> [Given instruction]
Work out how many lines in the entries below include the word "MOJADOS". Give nothing but the number.
[START]
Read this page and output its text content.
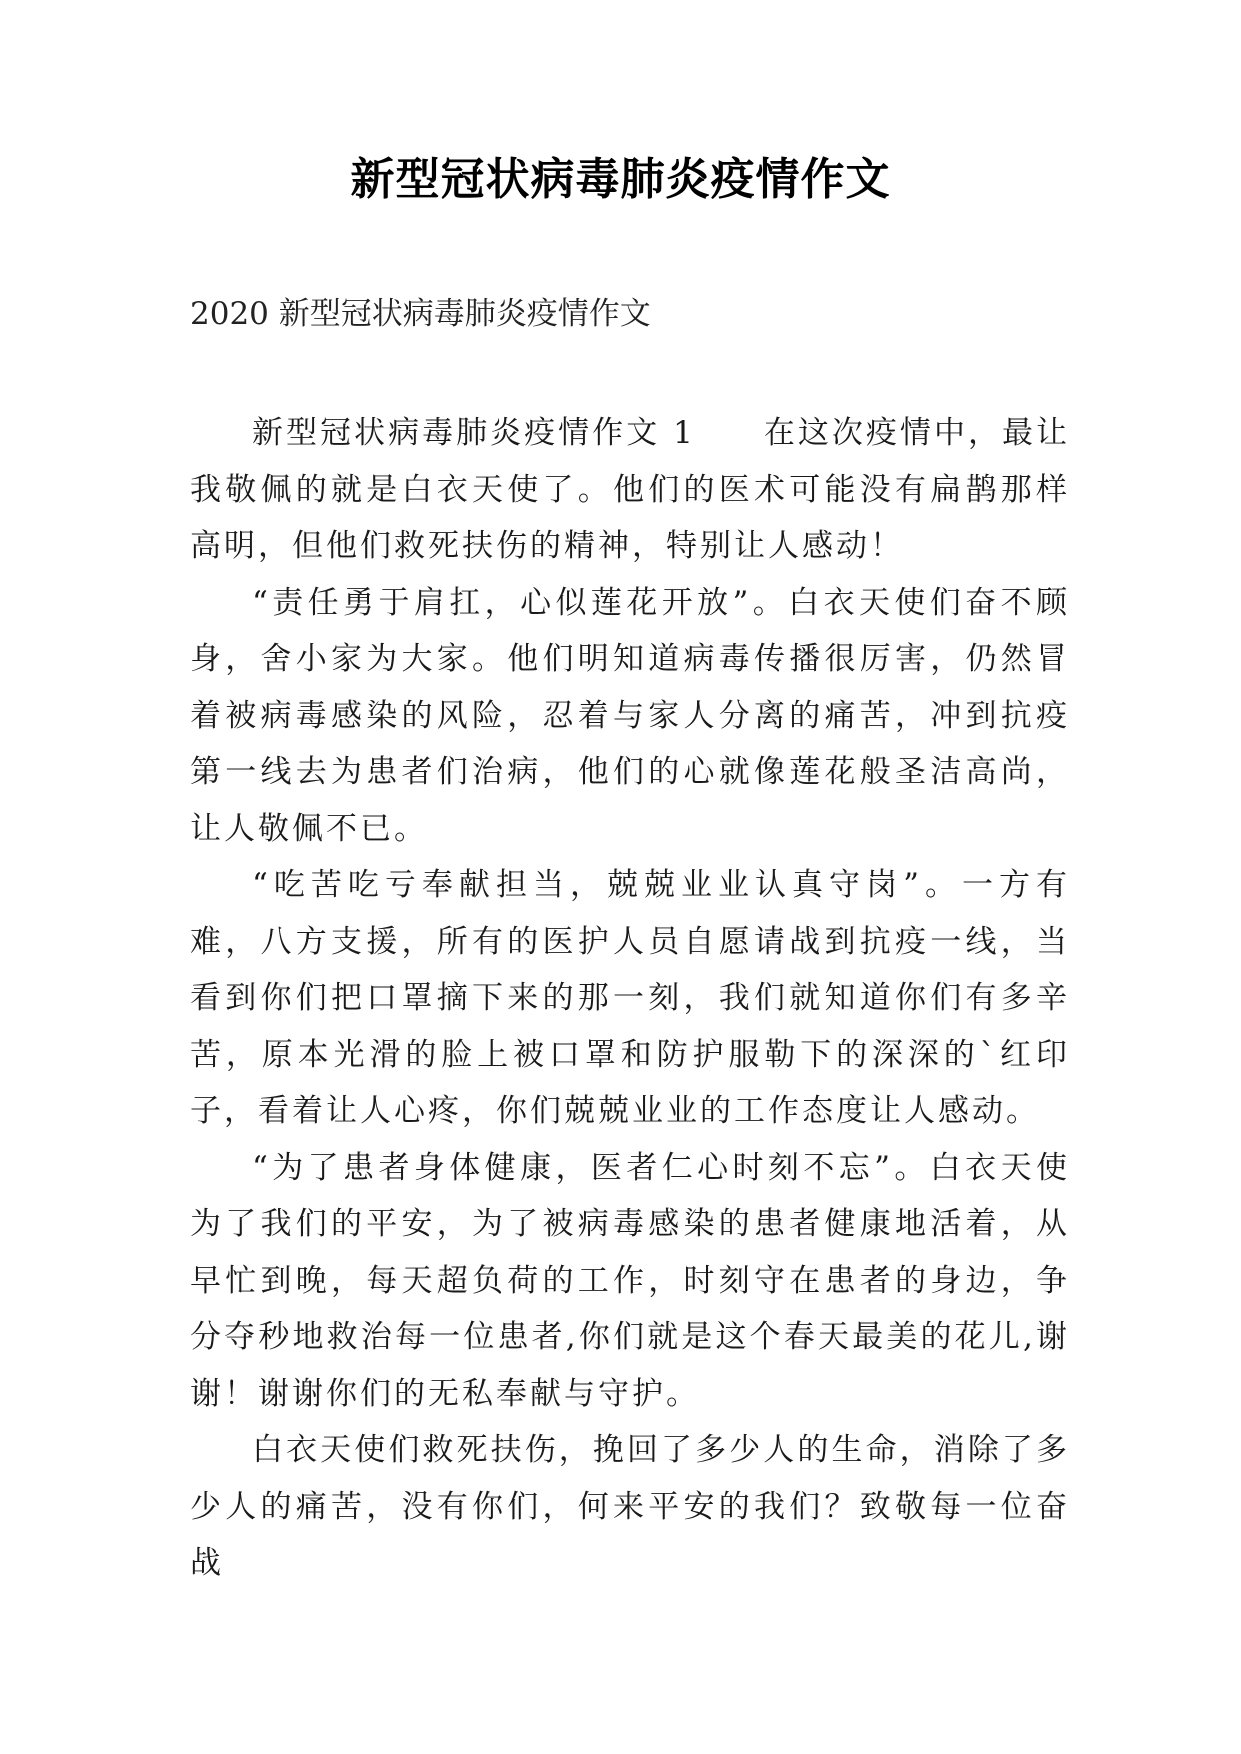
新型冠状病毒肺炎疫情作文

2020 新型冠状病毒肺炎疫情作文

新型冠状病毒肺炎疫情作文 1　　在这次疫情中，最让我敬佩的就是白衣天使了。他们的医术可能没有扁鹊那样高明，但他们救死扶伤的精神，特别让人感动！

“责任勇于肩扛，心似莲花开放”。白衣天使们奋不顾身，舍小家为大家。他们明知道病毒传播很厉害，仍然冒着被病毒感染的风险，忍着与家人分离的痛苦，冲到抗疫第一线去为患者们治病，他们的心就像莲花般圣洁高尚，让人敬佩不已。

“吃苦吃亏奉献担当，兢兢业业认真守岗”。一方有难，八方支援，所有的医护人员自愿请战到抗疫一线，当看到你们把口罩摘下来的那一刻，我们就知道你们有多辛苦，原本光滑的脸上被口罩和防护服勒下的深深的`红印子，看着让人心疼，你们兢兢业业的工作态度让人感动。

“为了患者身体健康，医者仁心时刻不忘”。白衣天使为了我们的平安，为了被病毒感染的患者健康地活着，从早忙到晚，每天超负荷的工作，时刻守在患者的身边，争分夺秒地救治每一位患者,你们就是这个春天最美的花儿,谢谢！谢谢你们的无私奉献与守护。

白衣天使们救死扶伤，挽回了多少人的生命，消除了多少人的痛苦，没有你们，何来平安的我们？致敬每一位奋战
[END]
[START]
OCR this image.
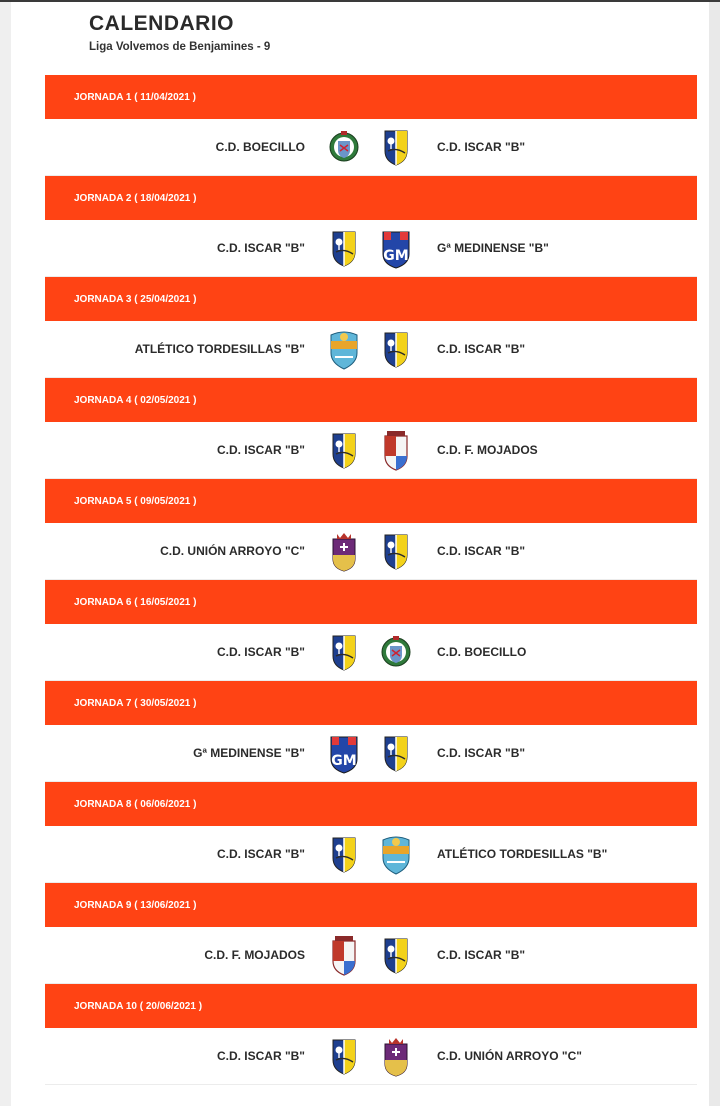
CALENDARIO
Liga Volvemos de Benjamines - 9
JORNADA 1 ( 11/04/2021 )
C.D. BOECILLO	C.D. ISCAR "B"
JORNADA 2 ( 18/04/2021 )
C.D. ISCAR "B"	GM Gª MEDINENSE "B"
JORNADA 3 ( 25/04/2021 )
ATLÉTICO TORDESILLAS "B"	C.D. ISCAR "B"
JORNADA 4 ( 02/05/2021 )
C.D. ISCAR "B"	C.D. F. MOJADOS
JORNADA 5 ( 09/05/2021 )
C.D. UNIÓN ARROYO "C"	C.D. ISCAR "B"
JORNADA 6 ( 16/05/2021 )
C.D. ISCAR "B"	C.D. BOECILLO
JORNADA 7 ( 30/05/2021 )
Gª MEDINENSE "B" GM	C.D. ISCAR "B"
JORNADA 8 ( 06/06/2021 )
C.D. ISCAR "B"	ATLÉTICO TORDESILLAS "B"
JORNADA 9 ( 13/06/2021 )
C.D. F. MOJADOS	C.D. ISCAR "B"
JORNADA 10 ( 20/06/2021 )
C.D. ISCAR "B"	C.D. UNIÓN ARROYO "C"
[END]
[START]
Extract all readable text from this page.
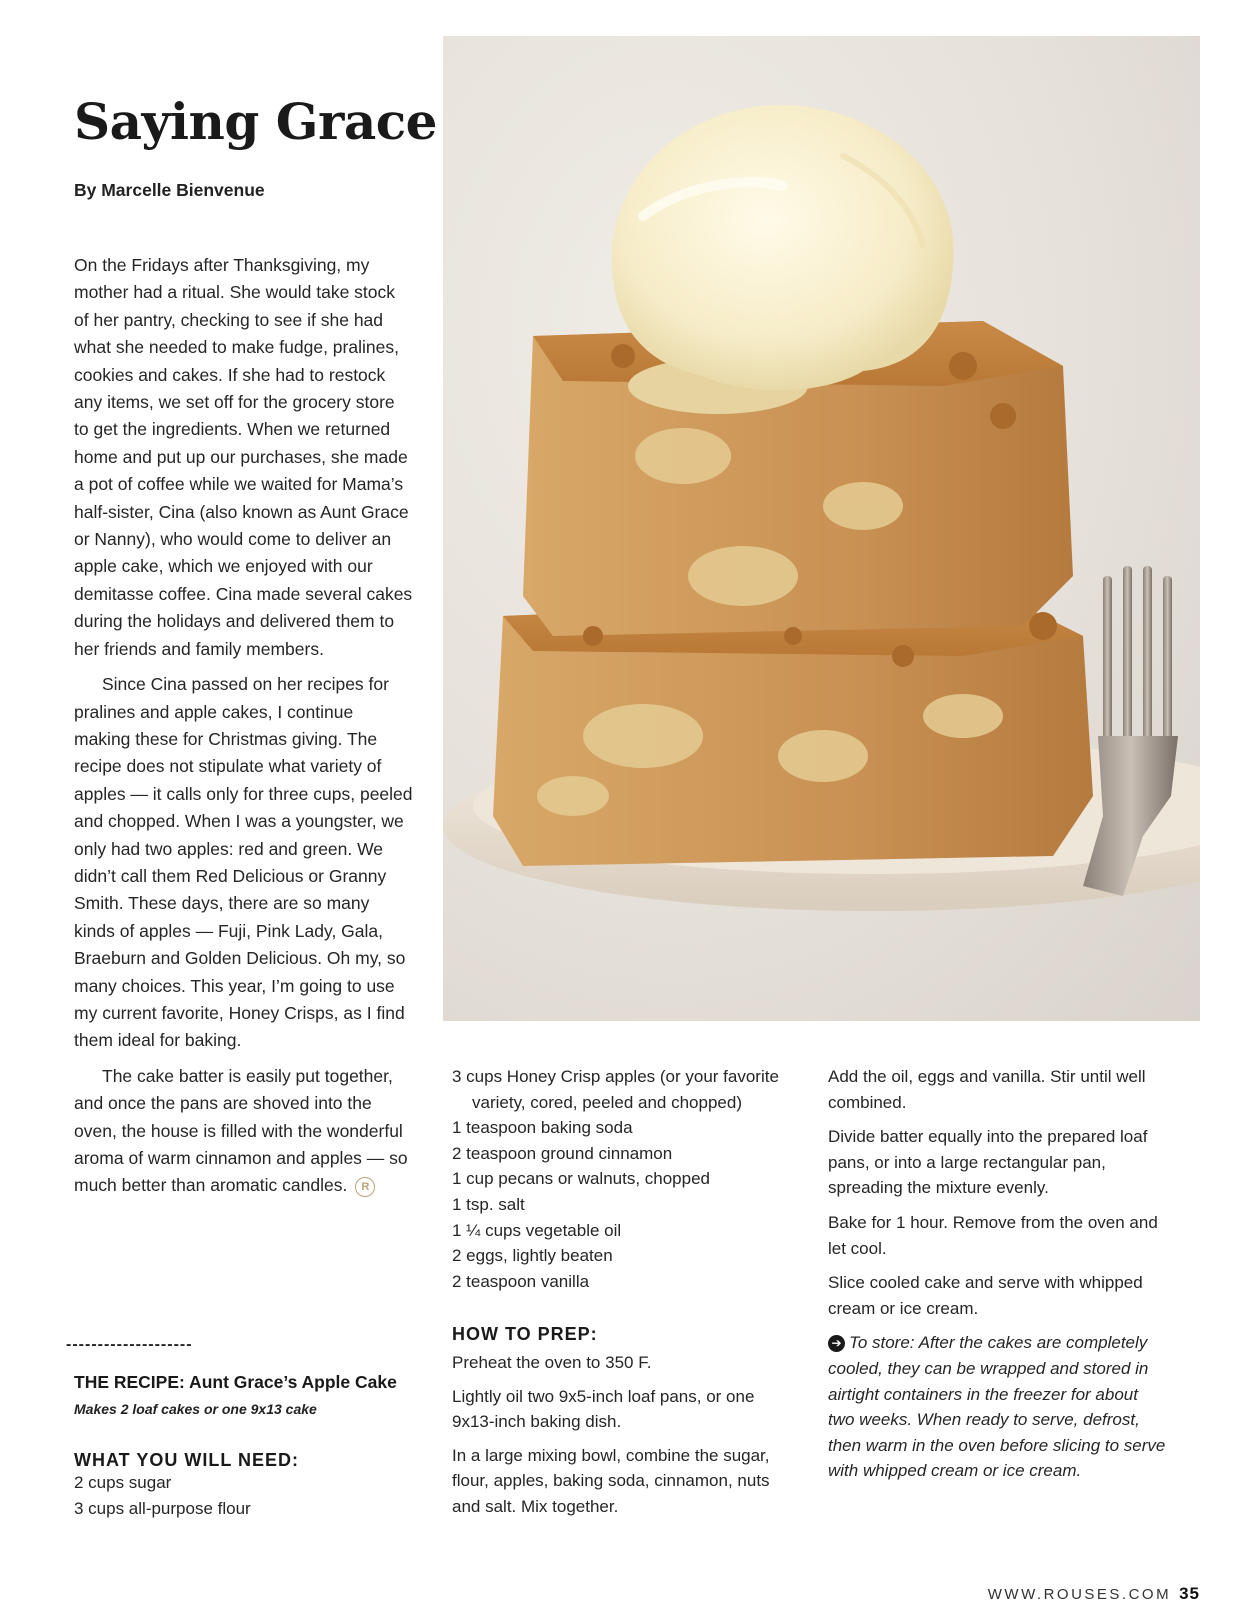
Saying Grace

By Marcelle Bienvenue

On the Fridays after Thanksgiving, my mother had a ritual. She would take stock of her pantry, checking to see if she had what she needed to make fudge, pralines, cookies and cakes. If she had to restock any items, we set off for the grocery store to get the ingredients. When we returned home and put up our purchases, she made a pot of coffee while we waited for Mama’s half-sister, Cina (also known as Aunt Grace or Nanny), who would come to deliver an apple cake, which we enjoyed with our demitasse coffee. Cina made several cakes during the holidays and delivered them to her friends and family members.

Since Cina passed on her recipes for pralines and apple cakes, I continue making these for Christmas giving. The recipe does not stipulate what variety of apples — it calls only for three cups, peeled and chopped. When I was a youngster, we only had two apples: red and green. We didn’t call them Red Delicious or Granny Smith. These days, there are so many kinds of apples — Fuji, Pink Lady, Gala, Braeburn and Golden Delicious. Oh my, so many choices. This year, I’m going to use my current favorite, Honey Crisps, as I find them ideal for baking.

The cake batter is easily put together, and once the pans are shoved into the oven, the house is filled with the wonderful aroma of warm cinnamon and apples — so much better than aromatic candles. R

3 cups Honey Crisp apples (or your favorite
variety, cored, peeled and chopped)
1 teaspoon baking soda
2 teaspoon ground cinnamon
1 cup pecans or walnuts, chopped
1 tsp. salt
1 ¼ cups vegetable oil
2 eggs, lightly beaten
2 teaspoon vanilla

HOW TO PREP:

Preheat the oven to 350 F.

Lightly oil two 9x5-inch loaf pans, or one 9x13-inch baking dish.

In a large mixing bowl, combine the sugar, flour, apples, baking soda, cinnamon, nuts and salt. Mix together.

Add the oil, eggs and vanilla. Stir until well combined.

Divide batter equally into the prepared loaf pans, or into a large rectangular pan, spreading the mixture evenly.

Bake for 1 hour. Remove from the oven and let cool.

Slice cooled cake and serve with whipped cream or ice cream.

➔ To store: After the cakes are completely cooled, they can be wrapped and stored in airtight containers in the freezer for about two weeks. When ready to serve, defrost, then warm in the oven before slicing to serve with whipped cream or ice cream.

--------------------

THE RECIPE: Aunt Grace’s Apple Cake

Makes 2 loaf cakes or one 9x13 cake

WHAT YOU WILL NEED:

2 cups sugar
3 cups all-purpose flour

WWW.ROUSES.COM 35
[END]
> [Exercise solution]
2